_WHAT IS BEING ASKED:_
Return the records that follow, matching each one exactly.
-------- TASK MATERIAL --------
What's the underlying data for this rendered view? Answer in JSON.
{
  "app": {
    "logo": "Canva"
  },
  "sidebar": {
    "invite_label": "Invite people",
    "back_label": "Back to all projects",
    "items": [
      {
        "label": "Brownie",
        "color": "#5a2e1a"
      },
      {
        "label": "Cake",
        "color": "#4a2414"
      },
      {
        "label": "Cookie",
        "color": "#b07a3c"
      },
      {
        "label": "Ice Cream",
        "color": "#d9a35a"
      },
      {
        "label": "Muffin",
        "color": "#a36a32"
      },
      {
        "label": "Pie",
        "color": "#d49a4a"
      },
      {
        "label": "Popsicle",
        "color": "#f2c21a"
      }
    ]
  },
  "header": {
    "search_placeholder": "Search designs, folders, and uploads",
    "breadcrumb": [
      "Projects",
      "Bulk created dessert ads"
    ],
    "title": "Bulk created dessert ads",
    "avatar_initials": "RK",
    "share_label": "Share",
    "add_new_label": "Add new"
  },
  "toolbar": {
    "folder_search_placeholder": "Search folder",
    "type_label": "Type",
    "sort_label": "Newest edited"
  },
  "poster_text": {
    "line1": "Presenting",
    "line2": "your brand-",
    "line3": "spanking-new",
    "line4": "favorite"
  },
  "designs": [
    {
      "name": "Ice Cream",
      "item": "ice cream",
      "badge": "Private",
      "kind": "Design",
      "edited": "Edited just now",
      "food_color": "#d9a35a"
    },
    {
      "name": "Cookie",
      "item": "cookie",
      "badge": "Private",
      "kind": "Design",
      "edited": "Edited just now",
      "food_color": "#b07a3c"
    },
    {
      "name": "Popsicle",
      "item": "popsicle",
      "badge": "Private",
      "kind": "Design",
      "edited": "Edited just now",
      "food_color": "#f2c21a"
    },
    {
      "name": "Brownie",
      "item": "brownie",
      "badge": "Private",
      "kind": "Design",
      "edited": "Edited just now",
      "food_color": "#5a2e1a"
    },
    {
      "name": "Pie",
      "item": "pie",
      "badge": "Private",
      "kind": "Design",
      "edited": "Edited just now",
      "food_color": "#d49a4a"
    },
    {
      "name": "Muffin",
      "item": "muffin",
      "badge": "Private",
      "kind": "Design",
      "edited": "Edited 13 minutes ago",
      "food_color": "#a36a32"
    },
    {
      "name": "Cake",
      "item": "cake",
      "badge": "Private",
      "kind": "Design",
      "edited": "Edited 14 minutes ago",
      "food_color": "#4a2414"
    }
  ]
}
--------
_THE OUTPUT:_
What's the underlying data for this rendered view? Answer in JSON.
{
  "app": {
    "logo": "Canva"
  },
  "sidebar": {
    "invite_label": "Invite people",
    "back_label": "Back to all projects",
    "items": [
      {
        "label": "Brownie",
        "color": "#5a2e1a"
      },
      {
        "label": "Cake",
        "color": "#4a2414"
      },
      {
        "label": "Cookie",
        "color": "#b07a3c"
      },
      {
        "label": "Ice Cream",
        "color": "#d9a35a"
      },
      {
        "label": "Muffin",
        "color": "#a36a32"
      },
      {
        "label": "Pie",
        "color": "#d49a4a"
      },
      {
        "label": "Popsicle",
        "color": "#f2c21a"
      }
    ]
  },
  "header": {
    "search_placeholder": "Search designs, folders, and uploads",
    "breadcrumb": [
      "Projects",
      "Bulk created dessert ads"
    ],
    "title": "Bulk created dessert ads",
    "avatar_initials": "RK",
    "share_label": "Share",
    "add_new_label": "Add new"
  },
  "toolbar": {
    "folder_search_placeholder": "Search folder",
    "type_label": "Type",
    "sort_label": "Newest edited"
  },
  "poster_text": {
    "line1": "Presenting",
    "line2": "your brand-",
    "line3": "spanking-new",
    "line4": "favorite"
  },
  "designs": [
    {
      "name": "Ice Cream",
      "item": "ice cream",
      "badge": "Private",
      "kind": "Design",
      "edited": "Edited just now",
      "food_color": "#d9a35a"
    },
    {
      "name": "Cookie",
      "item": "cookie",
      "badge": "Private",
      "kind": "Design",
      "edited": "Edited just now",
      "food_color": "#b07a3c"
    },
    {
      "name": "Popsicle",
      "item": "popsicle",
      "badge": "Private",
      "kind": "Design",
      "edited": "Edited just now",
      "food_color": "#f2c21a"
    },
    {
      "name": "Brownie",
      "item": "brownie",
      "badge": "Private",
      "kind": "Design",
      "edited": "Edited just now",
      "food_color": "#5a2e1a"
    },
    {
      "name": "Pie",
      "item": "pie",
      "badge": "Private",
      "kind": "Design",
      "edited": "Edited just now",
      "food_color": "#d49a4a"
    },
    {
      "name": "Muffin",
      "item": "muffin",
      "badge": "Private",
      "kind": "Design",
      "edited": "Edited 13 minutes ago",
      "food_color": "#a36a32"
    },
    {
      "name": "Cake",
      "item": "cake",
      "badge": "Private",
      "kind": "Design",
      "edited": "Edited 14 minutes ago",
      "food_color": "#4a2414"
    }
  ]
}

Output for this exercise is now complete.